Written task:
Locate the word "marker" in the entries below, then gather every line that holds it.

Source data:
---
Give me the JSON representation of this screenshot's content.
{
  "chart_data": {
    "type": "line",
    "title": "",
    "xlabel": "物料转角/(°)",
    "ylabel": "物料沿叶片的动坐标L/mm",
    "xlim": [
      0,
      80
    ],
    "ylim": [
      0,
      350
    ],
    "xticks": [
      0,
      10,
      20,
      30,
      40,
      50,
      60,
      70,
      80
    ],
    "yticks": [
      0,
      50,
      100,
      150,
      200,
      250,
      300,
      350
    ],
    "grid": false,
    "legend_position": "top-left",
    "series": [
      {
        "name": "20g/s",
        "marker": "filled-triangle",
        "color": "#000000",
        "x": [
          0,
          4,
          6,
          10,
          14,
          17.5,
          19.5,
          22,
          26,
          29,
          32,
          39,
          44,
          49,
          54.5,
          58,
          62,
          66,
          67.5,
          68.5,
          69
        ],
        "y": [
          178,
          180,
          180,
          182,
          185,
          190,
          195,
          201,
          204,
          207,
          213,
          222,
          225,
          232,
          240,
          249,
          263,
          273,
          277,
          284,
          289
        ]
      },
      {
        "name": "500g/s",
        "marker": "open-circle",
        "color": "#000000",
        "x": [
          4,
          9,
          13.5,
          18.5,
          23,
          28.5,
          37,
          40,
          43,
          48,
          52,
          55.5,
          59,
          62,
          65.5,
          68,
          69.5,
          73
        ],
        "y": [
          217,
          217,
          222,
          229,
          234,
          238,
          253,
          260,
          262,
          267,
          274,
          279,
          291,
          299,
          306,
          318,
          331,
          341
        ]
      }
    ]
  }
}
---
Result of the exercise:
        "marker": "filled-triangle",
        "marker": "open-circle",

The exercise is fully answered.